Requirement.
Copy out all lines in the data below containing the string "name".

(Stored data)
# # # #
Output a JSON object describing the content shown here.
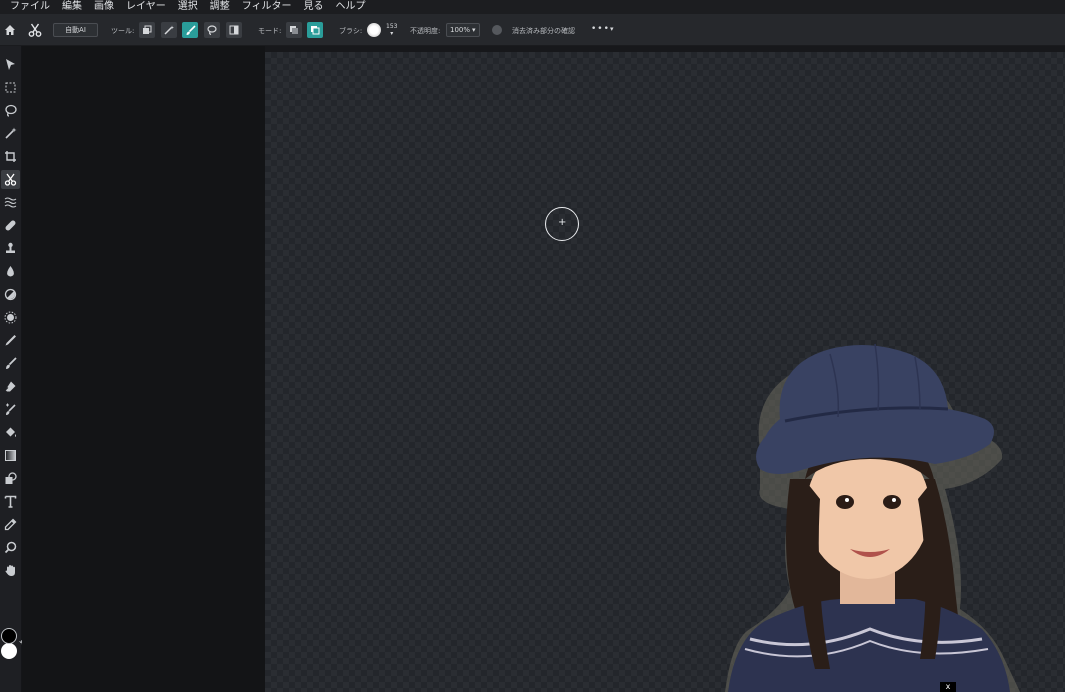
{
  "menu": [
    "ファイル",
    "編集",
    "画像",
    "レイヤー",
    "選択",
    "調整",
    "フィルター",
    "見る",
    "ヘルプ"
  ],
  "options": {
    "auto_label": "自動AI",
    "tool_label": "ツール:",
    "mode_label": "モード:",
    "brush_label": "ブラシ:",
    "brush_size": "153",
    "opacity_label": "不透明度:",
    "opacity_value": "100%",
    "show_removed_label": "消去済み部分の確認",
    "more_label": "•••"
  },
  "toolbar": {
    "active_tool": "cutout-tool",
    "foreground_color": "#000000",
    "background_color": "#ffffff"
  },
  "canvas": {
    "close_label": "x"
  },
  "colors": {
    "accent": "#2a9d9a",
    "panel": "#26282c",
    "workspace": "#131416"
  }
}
# # # #
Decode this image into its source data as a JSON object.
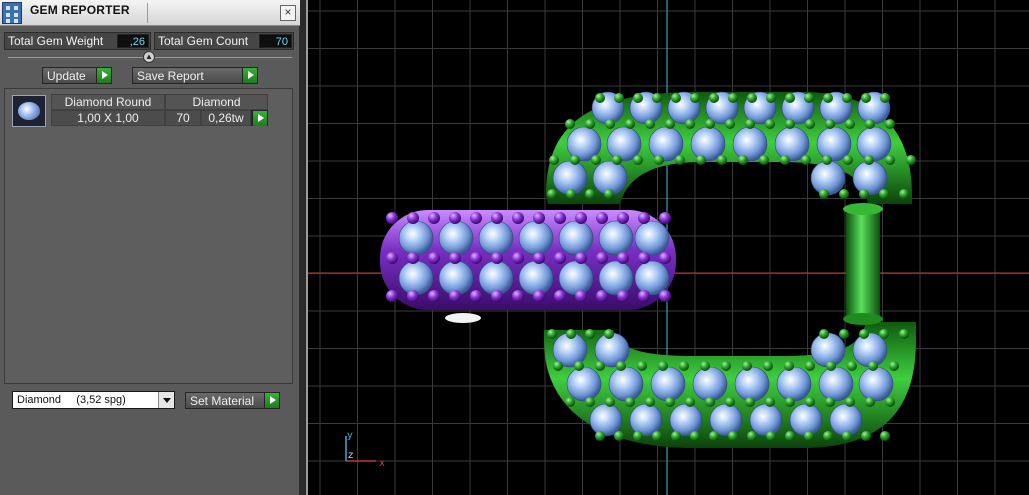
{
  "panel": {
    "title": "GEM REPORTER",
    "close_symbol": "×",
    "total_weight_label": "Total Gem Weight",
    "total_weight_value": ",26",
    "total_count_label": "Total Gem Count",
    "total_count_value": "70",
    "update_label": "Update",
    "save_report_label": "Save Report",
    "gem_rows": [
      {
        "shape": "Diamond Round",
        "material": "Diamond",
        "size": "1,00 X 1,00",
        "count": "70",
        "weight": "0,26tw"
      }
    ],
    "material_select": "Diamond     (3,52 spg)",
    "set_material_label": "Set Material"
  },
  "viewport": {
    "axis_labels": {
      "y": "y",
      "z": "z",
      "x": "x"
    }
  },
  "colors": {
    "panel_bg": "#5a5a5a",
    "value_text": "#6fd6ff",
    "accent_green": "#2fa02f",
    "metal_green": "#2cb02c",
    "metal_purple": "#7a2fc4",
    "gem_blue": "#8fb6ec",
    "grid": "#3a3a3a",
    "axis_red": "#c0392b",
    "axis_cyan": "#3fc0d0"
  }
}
# # # #
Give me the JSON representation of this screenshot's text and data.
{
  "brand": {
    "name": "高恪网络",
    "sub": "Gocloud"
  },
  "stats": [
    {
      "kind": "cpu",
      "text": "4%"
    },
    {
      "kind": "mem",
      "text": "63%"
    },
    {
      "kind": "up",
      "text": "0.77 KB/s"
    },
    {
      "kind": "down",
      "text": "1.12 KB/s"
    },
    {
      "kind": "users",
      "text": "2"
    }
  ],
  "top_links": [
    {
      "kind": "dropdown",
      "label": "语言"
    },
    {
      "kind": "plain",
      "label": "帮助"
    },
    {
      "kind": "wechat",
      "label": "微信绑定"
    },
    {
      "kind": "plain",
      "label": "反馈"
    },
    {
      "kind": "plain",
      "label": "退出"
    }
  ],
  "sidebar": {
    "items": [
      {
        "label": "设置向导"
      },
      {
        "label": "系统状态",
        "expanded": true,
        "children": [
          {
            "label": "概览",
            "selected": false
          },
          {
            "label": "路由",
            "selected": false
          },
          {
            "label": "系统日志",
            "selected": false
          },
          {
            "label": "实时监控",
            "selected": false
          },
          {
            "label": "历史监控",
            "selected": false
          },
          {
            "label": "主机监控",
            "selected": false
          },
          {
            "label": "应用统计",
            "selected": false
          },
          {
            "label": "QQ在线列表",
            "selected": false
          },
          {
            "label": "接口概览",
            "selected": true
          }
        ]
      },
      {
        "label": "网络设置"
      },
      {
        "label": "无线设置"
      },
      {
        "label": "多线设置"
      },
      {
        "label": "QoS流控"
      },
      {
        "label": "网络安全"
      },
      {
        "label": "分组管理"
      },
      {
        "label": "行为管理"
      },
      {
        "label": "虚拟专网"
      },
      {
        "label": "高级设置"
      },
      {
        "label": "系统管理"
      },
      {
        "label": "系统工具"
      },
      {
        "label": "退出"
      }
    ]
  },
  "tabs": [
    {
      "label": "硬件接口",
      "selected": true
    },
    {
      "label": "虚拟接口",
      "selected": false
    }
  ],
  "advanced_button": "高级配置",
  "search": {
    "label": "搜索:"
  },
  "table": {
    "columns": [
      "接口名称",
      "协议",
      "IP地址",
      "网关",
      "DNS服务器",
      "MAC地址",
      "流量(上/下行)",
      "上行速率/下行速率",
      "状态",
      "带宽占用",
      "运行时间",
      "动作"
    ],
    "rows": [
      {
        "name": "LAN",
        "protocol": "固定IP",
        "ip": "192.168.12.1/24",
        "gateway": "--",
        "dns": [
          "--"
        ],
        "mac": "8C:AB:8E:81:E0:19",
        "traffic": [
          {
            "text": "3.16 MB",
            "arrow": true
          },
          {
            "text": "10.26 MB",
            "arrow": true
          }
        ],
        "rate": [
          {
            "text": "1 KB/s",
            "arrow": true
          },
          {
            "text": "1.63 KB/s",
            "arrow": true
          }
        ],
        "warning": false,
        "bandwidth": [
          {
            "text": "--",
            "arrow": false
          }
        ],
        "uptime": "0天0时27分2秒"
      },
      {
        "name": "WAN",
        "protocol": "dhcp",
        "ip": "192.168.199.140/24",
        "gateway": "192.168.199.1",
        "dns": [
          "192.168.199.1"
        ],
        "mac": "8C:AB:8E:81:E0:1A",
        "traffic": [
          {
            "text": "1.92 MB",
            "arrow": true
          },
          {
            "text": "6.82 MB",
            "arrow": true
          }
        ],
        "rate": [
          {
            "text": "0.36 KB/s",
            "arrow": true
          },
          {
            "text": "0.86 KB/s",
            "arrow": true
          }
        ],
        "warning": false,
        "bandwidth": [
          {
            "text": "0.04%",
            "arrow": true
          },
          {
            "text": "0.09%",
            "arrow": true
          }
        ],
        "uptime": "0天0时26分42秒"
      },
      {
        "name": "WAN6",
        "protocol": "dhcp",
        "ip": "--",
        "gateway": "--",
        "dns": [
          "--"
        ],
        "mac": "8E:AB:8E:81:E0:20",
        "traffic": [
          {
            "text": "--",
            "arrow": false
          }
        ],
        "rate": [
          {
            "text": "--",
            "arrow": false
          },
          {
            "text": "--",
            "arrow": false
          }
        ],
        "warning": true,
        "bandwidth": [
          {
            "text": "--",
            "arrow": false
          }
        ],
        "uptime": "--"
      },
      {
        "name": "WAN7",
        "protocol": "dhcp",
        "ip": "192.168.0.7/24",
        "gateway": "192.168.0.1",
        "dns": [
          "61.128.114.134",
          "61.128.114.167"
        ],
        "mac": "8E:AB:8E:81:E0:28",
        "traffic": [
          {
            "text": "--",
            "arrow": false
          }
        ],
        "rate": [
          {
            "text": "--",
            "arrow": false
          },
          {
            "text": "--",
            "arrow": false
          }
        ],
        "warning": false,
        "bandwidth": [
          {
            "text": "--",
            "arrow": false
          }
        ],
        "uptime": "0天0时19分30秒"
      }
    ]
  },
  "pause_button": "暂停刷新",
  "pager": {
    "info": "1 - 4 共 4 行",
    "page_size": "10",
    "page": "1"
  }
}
# # # #
The response.
    "name": "高恪网络",
        "name": "LAN",
        "name": "WAN",
        "name": "WAN6",
        "name": "WAN7",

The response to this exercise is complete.